== Records for processing ==
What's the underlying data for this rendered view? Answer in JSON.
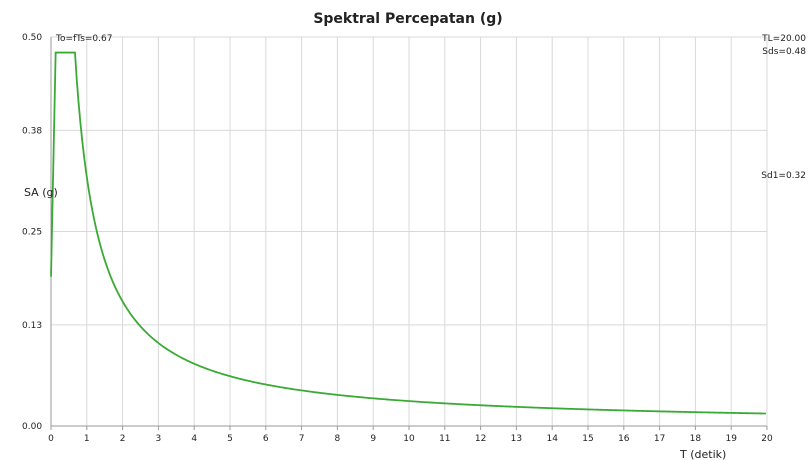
{
  "chart_data": {
    "type": "line",
    "title": "Spektral Percepatan (g)",
    "xlabel": "T (detik)",
    "ylabel": "SA (g)",
    "xlim": [
      0,
      20
    ],
    "ylim": [
      0,
      0.5
    ],
    "x_ticks": [
      "0",
      "1",
      "2",
      "3",
      "4",
      "5",
      "6",
      "7",
      "8",
      "9",
      "10",
      "11",
      "12",
      "13",
      "14",
      "15",
      "16",
      "17",
      "18",
      "19",
      "20"
    ],
    "y_ticks": [
      {
        "value": 0.0,
        "label": "0.00"
      },
      {
        "value": 0.13,
        "label": "0.13"
      },
      {
        "value": 0.25,
        "label": "0.25"
      },
      {
        "value": 0.38,
        "label": "0.38"
      },
      {
        "value": 0.5,
        "label": "0.50"
      }
    ],
    "grid": true,
    "line_color": "#3aaa35",
    "annotations": {
      "top_left": "To=fTs=0.67",
      "top_right": "TL=20.00",
      "sds": "Sds=0.48",
      "sd1": "Sd1=0.32"
    },
    "params": {
      "Sds": 0.48,
      "Sd1": 0.32,
      "To": 0.13,
      "Ts": 0.67,
      "TL": 20.0
    },
    "series": [
      {
        "x": [
          0,
          0.13,
          0.5,
          0.67,
          0.8,
          1.0,
          1.25,
          1.5,
          2,
          2.5,
          3,
          4,
          5,
          6,
          7,
          8,
          9,
          10,
          11,
          12,
          13,
          14,
          15,
          16,
          17,
          18,
          19,
          20
        ],
        "values": [
          0.195,
          0.48,
          0.48,
          0.48,
          0.4,
          0.32,
          0.256,
          0.213,
          0.16,
          0.128,
          0.107,
          0.08,
          0.064,
          0.053,
          0.046,
          0.04,
          0.036,
          0.032,
          0.029,
          0.027,
          0.025,
          0.023,
          0.021,
          0.02,
          0.019,
          0.018,
          0.017,
          0.016
        ]
      }
    ]
  }
}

== What you should do ==
Quote the material word for word, dropping any images it holds.

== Exercise output ==
What's the underlying data for this rendered view? Answer in JSON.
{
  "chart_data": {
    "type": "line",
    "title": "Spektral Percepatan (g)",
    "xlabel": "T (detik)",
    "ylabel": "SA (g)",
    "xlim": [
      0,
      20
    ],
    "ylim": [
      0,
      0.5
    ],
    "x_ticks": [
      "0",
      "1",
      "2",
      "3",
      "4",
      "5",
      "6",
      "7",
      "8",
      "9",
      "10",
      "11",
      "12",
      "13",
      "14",
      "15",
      "16",
      "17",
      "18",
      "19",
      "20"
    ],
    "y_ticks": [
      {
        "value": 0.0,
        "label": "0.00"
      },
      {
        "value": 0.13,
        "label": "0.13"
      },
      {
        "value": 0.25,
        "label": "0.25"
      },
      {
        "value": 0.38,
        "label": "0.38"
      },
      {
        "value": 0.5,
        "label": "0.50"
      }
    ],
    "grid": true,
    "line_color": "#3aaa35",
    "annotations": {
      "top_left": "To=fTs=0.67",
      "top_right": "TL=20.00",
      "sds": "Sds=0.48",
      "sd1": "Sd1=0.32"
    },
    "params": {
      "Sds": 0.48,
      "Sd1": 0.32,
      "To": 0.13,
      "Ts": 0.67,
      "TL": 20.0
    },
    "series": [
      {
        "x": [
          0,
          0.13,
          0.5,
          0.67,
          0.8,
          1.0,
          1.25,
          1.5,
          2,
          2.5,
          3,
          4,
          5,
          6,
          7,
          8,
          9,
          10,
          11,
          12,
          13,
          14,
          15,
          16,
          17,
          18,
          19,
          20
        ],
        "values": [
          0.195,
          0.48,
          0.48,
          0.48,
          0.4,
          0.32,
          0.256,
          0.213,
          0.16,
          0.128,
          0.107,
          0.08,
          0.064,
          0.053,
          0.046,
          0.04,
          0.036,
          0.032,
          0.029,
          0.027,
          0.025,
          0.023,
          0.021,
          0.02,
          0.019,
          0.018,
          0.017,
          0.016
        ]
      }
    ]
  }
}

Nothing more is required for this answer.